In the material below, count the lines with the word "auch" and state that number only.

Stored records
= = = = = = =

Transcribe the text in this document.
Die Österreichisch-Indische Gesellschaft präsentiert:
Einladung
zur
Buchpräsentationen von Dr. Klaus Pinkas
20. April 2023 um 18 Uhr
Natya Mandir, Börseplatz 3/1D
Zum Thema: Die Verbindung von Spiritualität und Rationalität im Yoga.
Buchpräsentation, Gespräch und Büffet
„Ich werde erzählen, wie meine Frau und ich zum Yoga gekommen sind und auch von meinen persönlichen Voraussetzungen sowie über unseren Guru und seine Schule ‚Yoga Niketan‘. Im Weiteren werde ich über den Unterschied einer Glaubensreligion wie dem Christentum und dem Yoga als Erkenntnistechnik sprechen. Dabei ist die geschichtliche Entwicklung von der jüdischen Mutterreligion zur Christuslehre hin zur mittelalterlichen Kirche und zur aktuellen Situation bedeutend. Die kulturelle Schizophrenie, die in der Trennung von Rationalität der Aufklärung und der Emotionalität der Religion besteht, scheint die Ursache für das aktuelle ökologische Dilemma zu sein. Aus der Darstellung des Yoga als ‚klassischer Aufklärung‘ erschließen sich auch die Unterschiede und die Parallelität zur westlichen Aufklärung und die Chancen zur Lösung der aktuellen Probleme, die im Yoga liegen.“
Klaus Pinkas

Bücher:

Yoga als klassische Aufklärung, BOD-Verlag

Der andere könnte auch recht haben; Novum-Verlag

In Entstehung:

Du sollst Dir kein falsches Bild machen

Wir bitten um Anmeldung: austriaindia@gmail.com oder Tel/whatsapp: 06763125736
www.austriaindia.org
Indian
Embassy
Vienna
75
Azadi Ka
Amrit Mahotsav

= = = = = = =

Answer below:
2